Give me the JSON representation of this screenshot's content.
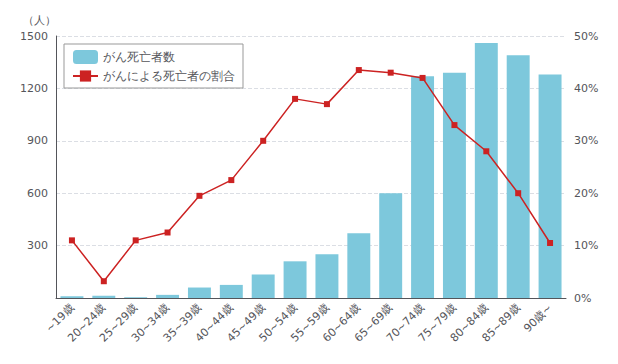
{
  "chart_data": {
    "type": "bar",
    "categories": [
      "~19歳",
      "20~24歳",
      "25~29歳",
      "30~34歳",
      "35~39歳",
      "40~44歳",
      "45~49歳",
      "50~54歳",
      "55~59歳",
      "60~64歳",
      "65~69歳",
      "70~74歳",
      "75~79歳",
      "80~84歳",
      "85~89歳",
      "90歳~"
    ],
    "series": [
      {
        "name": "がん死亡者数",
        "type": "bar",
        "color": "#7DC8DC",
        "values": [
          10,
          13,
          5,
          18,
          60,
          75,
          135,
          210,
          250,
          370,
          600,
          1270,
          1290,
          1460,
          1390,
          1280
        ]
      },
      {
        "name": "がんによる死亡者の割合",
        "type": "line",
        "color": "#CC2222",
        "marker": "square",
        "axis": "y2",
        "values": [
          11.0,
          3.2,
          11.0,
          12.5,
          19.5,
          22.5,
          30.0,
          38.0,
          37.0,
          43.5,
          43.0,
          42.0,
          33.0,
          28.0,
          20.0,
          10.5
        ]
      }
    ],
    "ylabel": "（人）",
    "ylim": [
      0,
      1500
    ],
    "yticks": [
      300,
      600,
      900,
      1200,
      1500
    ],
    "y2lim": [
      0,
      50
    ],
    "y2ticks": [
      {
        "value": 0,
        "label": "0%"
      },
      {
        "value": 10,
        "label": "10%"
      },
      {
        "value": 20,
        "label": "20%"
      },
      {
        "value": 30,
        "label": "30%"
      },
      {
        "value": 40,
        "label": "40%"
      },
      {
        "value": 50,
        "label": "50%"
      }
    ],
    "grid": true,
    "legend": "upper left"
  }
}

PROBLEM> Give back each entry exactly as it appears, with no pictures.

RESULT OF THIS TASK>
Give me the JSON representation of this screenshot's content.
{
  "chart_data": {
    "type": "bar",
    "categories": [
      "~19歳",
      "20~24歳",
      "25~29歳",
      "30~34歳",
      "35~39歳",
      "40~44歳",
      "45~49歳",
      "50~54歳",
      "55~59歳",
      "60~64歳",
      "65~69歳",
      "70~74歳",
      "75~79歳",
      "80~84歳",
      "85~89歳",
      "90歳~"
    ],
    "series": [
      {
        "name": "がん死亡者数",
        "type": "bar",
        "color": "#7DC8DC",
        "values": [
          10,
          13,
          5,
          18,
          60,
          75,
          135,
          210,
          250,
          370,
          600,
          1270,
          1290,
          1460,
          1390,
          1280
        ]
      },
      {
        "name": "がんによる死亡者の割合",
        "type": "line",
        "color": "#CC2222",
        "marker": "square",
        "axis": "y2",
        "values": [
          11.0,
          3.2,
          11.0,
          12.5,
          19.5,
          22.5,
          30.0,
          38.0,
          37.0,
          43.5,
          43.0,
          42.0,
          33.0,
          28.0,
          20.0,
          10.5
        ]
      }
    ],
    "ylabel": "（人）",
    "ylim": [
      0,
      1500
    ],
    "yticks": [
      300,
      600,
      900,
      1200,
      1500
    ],
    "y2lim": [
      0,
      50
    ],
    "y2ticks": [
      {
        "value": 0,
        "label": "0%"
      },
      {
        "value": 10,
        "label": "10%"
      },
      {
        "value": 20,
        "label": "20%"
      },
      {
        "value": 30,
        "label": "30%"
      },
      {
        "value": 40,
        "label": "40%"
      },
      {
        "value": 50,
        "label": "50%"
      }
    ],
    "grid": true,
    "legend": "upper left"
  }
}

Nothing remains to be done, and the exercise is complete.